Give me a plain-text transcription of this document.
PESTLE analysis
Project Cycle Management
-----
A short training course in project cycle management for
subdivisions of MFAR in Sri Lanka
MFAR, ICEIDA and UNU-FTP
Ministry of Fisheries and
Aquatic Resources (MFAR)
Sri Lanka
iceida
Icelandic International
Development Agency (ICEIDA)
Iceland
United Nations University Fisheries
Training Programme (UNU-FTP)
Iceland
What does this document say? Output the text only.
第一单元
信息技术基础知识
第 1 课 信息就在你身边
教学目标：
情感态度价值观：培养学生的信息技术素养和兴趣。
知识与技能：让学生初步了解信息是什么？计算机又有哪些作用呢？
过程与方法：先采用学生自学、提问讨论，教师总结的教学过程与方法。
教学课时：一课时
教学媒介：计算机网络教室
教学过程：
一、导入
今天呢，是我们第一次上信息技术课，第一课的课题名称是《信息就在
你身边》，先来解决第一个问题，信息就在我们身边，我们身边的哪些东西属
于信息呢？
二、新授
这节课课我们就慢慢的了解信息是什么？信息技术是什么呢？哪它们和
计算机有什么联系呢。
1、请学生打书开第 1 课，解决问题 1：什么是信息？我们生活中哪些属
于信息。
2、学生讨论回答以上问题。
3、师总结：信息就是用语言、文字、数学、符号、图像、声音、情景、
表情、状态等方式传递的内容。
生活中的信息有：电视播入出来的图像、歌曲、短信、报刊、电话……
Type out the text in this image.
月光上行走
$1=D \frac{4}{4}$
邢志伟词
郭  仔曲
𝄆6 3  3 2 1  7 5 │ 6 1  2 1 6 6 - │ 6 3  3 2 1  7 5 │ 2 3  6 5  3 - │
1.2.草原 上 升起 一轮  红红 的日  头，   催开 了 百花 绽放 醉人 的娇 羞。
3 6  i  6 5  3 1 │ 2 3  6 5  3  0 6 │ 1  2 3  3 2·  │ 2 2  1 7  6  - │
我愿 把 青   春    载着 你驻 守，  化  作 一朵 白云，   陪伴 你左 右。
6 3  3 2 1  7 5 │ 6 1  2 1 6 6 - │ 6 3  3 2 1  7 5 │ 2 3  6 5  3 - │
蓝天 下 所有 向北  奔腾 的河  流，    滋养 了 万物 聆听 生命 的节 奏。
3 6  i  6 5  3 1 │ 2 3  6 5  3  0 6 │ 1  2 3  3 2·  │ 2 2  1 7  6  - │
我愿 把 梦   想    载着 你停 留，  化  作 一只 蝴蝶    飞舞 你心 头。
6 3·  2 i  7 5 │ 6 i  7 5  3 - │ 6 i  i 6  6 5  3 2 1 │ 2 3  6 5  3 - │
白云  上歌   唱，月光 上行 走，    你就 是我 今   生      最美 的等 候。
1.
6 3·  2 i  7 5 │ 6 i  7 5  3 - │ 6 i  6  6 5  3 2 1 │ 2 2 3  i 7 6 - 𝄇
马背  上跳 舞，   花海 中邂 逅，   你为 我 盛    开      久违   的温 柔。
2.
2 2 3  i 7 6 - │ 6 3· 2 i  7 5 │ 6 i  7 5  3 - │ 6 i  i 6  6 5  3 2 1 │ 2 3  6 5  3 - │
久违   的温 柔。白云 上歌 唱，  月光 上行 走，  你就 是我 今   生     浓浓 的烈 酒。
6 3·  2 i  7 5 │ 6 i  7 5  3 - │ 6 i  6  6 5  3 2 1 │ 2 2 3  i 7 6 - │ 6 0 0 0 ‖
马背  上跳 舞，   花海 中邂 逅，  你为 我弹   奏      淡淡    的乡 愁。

—————

Task description: Gather all lines from the records above in which "MFAR" appears.

Result of the exercise:
subdivisions of MFAR in Sri Lanka
MFAR, ICEIDA and UNU-FTP
Aquatic Resources (MFAR)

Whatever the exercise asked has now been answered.